- **Short exercise**:
Please print all of the material below, word for word.

- **Data provided**:
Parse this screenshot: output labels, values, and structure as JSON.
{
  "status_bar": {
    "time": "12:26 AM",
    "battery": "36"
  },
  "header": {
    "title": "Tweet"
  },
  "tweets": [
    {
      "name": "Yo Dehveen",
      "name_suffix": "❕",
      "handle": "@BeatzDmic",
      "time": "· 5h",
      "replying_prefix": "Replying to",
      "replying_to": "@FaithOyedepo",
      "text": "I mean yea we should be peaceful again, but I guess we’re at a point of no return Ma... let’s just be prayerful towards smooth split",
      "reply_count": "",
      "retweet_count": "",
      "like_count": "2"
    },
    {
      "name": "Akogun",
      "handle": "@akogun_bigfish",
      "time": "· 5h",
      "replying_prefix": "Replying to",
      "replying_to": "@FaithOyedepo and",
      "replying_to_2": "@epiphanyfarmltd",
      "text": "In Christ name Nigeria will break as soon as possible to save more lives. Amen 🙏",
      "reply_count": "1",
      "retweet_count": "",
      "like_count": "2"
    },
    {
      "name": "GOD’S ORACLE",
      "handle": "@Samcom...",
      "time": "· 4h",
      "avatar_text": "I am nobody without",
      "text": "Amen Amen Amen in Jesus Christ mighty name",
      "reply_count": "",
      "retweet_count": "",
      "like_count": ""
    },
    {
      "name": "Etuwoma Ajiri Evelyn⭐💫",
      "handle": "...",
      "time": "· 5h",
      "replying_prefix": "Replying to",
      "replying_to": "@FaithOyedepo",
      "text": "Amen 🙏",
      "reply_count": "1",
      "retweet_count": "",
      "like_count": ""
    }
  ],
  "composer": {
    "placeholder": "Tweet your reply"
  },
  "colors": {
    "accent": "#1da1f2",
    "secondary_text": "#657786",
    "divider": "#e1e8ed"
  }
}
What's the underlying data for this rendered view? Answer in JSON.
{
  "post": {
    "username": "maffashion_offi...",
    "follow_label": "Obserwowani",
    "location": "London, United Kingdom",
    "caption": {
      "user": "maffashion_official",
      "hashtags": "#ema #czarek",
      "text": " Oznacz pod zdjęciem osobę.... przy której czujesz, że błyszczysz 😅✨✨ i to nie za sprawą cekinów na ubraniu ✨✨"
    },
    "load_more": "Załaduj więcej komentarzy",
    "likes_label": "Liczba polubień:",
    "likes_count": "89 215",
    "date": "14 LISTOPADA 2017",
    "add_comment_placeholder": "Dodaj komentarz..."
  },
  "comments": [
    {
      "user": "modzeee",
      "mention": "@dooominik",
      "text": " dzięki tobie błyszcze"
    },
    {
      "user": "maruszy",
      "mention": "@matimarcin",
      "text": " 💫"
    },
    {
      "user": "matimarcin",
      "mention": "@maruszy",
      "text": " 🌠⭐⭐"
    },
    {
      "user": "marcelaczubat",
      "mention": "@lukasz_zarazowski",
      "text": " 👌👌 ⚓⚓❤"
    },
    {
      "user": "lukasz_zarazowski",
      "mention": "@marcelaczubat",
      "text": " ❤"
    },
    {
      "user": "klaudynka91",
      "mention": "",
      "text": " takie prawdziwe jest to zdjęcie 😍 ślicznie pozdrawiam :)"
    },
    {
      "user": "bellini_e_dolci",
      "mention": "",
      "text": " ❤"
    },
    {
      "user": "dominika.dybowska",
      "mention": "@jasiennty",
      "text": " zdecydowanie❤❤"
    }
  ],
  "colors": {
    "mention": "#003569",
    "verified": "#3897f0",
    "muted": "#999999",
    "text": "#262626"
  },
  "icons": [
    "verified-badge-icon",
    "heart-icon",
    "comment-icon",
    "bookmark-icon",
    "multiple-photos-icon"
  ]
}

- **Response to the exercise**:
Parse this screenshot: output labels, values, and structure as JSON.
{
  "status_bar": {
    "time": "12:26 AM",
    "battery": "36"
  },
  "header": {
    "title": "Tweet"
  },
  "tweets": [
    {
      "name": "Yo Dehveen",
      "name_suffix": "❕",
      "handle": "@BeatzDmic",
      "time": "· 5h",
      "replying_prefix": "Replying to",
      "replying_to": "@FaithOyedepo",
      "text": "I mean yea we should be peaceful again, but I guess we’re at a point of no return Ma... let’s just be prayerful towards smooth split",
      "reply_count": "",
      "retweet_count": "",
      "like_count": "2"
    },
    {
      "name": "Akogun",
      "handle": "@akogun_bigfish",
      "time": "· 5h",
      "replying_prefix": "Replying to",
      "replying_to": "@FaithOyedepo and",
      "replying_to_2": "@epiphanyfarmltd",
      "text": "In Christ name Nigeria will break as soon as possible to save more lives. Amen 🙏",
      "reply_count": "1",
      "retweet_count": "",
      "like_count": "2"
    },
    {
      "name": "GOD’S ORACLE",
      "handle": "@Samcom...",
      "time": "· 4h",
      "avatar_text": "I am nobody without",
      "text": "Amen Amen Amen in Jesus Christ mighty name",
      "reply_count": "",
      "retweet_count": "",
      "like_count": ""
    },
    {
      "name": "Etuwoma Ajiri Evelyn⭐💫",
      "handle": "...",
      "time": "· 5h",
      "replying_prefix": "Replying to",
      "replying_to": "@FaithOyedepo",
      "text": "Amen 🙏",
      "reply_count": "1",
      "retweet_count": "",
      "like_count": ""
    }
  ],
  "composer": {
    "placeholder": "Tweet your reply"
  },
  "colors": {
    "accent": "#1da1f2",
    "secondary_text": "#657786",
    "divider": "#e1e8ed"
  }
}
What's the underlying data for this rendered view? Answer in JSON.
{
  "post": {
    "username": "maffashion_offi...",
    "follow_label": "Obserwowani",
    "location": "London, United Kingdom",
    "caption": {
      "user": "maffashion_official",
      "hashtags": "#ema #czarek",
      "text": " Oznacz pod zdjęciem osobę.... przy której czujesz, że błyszczysz 😅✨✨ i to nie za sprawą cekinów na ubraniu ✨✨"
    },
    "load_more": "Załaduj więcej komentarzy",
    "likes_label": "Liczba polubień:",
    "likes_count": "89 215",
    "date": "14 LISTOPADA 2017",
    "add_comment_placeholder": "Dodaj komentarz..."
  },
  "comments": [
    {
      "user": "modzeee",
      "mention": "@dooominik",
      "text": " dzięki tobie błyszcze"
    },
    {
      "user": "maruszy",
      "mention": "@matimarcin",
      "text": " 💫"
    },
    {
      "user": "matimarcin",
      "mention": "@maruszy",
      "text": " 🌠⭐⭐"
    },
    {
      "user": "marcelaczubat",
      "mention": "@lukasz_zarazowski",
      "text": " 👌👌 ⚓⚓❤"
    },
    {
      "user": "lukasz_zarazowski",
      "mention": "@marcelaczubat",
      "text": " ❤"
    },
    {
      "user": "klaudynka91",
      "mention": "",
      "text": " takie prawdziwe jest to zdjęcie 😍 ślicznie pozdrawiam :)"
    },
    {
      "user": "bellini_e_dolci",
      "mention": "",
      "text": " ❤"
    },
    {
      "user": "dominika.dybowska",
      "mention": "@jasiennty",
      "text": " zdecydowanie❤❤"
    }
  ],
  "colors": {
    "mention": "#003569",
    "verified": "#3897f0",
    "muted": "#999999",
    "text": "#262626"
  },
  "icons": [
    "verified-badge-icon",
    "heart-icon",
    "comment-icon",
    "bookmark-icon",
    "multiple-photos-icon"
  ]
}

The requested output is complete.